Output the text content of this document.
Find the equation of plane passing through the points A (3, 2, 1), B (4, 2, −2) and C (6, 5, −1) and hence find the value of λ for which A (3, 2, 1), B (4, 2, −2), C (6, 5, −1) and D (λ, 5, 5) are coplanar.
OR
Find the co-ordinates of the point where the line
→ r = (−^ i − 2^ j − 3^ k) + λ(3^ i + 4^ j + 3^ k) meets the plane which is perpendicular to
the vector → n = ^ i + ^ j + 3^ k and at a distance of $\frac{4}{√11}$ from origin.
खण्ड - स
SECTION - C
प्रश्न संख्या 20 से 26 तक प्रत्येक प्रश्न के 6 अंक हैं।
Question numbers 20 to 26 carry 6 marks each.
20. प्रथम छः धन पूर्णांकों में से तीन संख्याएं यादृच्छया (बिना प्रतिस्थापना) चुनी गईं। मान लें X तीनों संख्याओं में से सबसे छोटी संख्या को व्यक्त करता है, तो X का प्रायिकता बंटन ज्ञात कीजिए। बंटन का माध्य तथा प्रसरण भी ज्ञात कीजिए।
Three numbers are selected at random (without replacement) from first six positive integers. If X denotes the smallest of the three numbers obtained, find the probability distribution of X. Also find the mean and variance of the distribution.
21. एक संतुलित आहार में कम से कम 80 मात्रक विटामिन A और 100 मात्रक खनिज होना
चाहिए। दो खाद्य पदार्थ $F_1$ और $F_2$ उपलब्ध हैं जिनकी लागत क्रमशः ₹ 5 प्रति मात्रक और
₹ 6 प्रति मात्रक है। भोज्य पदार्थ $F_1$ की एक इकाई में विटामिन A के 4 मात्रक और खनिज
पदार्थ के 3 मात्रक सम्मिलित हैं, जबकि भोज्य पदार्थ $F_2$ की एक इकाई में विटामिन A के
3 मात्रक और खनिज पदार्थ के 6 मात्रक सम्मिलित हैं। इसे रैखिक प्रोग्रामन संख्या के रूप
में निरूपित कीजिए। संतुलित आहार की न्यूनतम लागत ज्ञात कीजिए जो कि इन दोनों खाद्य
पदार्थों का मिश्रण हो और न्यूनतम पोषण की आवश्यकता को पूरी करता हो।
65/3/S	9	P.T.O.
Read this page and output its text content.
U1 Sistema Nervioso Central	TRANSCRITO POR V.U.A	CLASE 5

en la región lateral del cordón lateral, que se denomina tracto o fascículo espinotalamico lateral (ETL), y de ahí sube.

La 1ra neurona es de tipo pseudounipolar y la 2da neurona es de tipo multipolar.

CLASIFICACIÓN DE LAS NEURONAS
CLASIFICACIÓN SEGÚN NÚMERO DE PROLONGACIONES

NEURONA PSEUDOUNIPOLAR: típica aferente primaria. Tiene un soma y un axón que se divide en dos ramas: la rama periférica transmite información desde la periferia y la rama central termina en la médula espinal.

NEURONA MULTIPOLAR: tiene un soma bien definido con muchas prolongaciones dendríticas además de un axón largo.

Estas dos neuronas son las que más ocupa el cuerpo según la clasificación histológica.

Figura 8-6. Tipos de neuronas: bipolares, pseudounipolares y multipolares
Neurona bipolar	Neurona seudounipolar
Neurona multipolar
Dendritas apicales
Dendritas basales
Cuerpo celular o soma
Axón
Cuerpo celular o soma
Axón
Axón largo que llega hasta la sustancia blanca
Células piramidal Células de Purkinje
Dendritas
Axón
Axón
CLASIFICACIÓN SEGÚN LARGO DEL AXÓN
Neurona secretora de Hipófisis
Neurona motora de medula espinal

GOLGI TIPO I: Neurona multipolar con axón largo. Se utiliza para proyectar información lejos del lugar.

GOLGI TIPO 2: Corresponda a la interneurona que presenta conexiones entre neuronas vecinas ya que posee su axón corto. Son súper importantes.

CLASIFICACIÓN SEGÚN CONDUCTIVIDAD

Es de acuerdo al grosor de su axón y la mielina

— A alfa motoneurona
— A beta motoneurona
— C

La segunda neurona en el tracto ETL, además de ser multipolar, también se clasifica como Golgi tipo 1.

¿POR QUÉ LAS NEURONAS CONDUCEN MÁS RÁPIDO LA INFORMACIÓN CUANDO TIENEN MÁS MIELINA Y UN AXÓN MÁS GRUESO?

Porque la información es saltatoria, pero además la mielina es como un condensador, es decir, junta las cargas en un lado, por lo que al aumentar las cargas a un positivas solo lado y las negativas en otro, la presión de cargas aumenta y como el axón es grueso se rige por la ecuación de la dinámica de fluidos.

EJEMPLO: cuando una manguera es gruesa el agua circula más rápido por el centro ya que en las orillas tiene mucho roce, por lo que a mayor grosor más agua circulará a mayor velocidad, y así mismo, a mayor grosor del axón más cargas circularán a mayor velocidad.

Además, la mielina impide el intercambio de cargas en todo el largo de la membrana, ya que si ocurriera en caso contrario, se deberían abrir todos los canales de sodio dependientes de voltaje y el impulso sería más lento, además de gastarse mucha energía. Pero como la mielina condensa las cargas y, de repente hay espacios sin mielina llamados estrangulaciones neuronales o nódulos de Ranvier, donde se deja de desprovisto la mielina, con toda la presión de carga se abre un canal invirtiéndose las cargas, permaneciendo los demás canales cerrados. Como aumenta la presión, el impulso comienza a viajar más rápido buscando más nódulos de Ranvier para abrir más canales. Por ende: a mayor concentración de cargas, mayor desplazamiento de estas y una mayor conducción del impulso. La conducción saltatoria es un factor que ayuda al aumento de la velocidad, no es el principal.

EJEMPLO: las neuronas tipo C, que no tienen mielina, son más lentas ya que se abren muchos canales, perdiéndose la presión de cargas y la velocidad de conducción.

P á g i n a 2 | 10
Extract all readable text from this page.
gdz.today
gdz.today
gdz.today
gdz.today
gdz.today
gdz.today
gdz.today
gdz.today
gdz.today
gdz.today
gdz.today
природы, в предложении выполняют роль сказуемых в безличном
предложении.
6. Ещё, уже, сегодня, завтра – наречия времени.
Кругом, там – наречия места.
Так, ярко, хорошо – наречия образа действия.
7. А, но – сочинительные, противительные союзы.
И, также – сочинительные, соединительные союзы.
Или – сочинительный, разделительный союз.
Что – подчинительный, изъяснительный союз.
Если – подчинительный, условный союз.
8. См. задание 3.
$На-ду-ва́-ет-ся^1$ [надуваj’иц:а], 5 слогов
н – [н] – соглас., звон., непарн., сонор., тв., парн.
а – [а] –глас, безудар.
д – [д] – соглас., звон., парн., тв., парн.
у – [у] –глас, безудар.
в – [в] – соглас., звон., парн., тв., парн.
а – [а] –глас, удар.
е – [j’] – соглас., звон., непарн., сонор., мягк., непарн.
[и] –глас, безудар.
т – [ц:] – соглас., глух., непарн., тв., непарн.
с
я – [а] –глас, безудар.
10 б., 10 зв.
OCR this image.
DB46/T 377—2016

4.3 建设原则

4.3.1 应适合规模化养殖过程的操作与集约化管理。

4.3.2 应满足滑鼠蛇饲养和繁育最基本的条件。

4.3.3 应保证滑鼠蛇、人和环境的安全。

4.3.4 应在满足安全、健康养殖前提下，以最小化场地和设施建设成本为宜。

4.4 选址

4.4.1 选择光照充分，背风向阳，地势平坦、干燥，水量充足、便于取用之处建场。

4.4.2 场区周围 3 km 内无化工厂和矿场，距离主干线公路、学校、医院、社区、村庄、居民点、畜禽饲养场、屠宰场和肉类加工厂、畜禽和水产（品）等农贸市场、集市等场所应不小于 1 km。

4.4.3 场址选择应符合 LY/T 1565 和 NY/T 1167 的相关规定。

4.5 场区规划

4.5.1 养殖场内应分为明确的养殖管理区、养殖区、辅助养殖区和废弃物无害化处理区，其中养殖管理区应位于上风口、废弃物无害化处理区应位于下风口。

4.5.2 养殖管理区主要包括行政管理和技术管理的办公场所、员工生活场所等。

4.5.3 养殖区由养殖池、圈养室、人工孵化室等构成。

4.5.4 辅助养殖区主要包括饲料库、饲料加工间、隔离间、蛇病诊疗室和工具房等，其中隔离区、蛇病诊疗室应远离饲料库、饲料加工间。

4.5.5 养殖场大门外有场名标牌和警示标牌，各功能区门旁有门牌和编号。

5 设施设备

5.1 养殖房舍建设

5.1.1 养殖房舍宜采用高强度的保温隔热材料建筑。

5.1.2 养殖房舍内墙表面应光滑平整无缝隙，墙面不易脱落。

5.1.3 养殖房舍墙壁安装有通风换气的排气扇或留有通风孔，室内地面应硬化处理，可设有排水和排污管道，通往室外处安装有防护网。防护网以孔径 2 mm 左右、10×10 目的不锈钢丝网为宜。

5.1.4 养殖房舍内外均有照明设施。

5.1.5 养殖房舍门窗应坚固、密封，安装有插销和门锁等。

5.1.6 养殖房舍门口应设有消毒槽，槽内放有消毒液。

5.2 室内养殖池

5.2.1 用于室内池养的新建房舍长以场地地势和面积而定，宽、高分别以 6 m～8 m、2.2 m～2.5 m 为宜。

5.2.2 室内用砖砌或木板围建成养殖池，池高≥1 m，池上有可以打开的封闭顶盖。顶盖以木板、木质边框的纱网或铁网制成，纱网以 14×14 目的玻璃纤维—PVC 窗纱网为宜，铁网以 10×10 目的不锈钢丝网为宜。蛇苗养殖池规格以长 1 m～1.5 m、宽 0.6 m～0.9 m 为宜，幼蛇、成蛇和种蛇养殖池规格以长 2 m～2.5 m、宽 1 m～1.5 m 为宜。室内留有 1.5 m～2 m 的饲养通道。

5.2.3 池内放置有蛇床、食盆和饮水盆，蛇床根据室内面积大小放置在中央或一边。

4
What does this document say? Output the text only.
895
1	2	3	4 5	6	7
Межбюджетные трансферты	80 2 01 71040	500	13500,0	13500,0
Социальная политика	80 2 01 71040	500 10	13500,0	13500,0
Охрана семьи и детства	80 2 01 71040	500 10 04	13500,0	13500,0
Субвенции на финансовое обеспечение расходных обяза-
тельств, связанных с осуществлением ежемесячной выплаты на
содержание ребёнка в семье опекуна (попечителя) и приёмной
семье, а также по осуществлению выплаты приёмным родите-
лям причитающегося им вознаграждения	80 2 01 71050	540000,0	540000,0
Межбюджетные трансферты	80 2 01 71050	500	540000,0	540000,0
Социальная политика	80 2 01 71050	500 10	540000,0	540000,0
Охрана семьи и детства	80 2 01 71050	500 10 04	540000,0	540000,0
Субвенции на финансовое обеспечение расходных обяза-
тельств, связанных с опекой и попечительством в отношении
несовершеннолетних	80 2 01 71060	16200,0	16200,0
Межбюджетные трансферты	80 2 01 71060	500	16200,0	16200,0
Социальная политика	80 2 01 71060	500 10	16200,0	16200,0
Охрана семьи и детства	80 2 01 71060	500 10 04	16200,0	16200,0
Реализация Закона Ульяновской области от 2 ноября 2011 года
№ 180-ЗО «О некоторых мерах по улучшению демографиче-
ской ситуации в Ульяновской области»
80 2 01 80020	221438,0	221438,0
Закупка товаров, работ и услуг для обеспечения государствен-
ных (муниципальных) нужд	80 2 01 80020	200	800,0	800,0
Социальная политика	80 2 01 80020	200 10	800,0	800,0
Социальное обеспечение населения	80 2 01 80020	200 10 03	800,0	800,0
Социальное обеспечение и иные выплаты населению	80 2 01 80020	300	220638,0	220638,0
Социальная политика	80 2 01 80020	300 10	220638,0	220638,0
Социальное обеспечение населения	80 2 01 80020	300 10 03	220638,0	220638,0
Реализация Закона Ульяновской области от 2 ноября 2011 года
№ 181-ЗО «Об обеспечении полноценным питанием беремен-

# # # # # # #

# EXERCISE BRIEF
Collect each line containing the string "соглас".

# RESPONSE TO THE TASK
н – [н] – соглас., звон., непарн., сонор., тв., парн.
д – [д] – соглас., звон., парн., тв., парн.
в – [в] – соглас., звон., парн., тв., парн.
е – [j’] – соглас., звон., непарн., сонор., мягк., непарн.
т – [ц:] – соглас., глух., непарн., тв., непарн.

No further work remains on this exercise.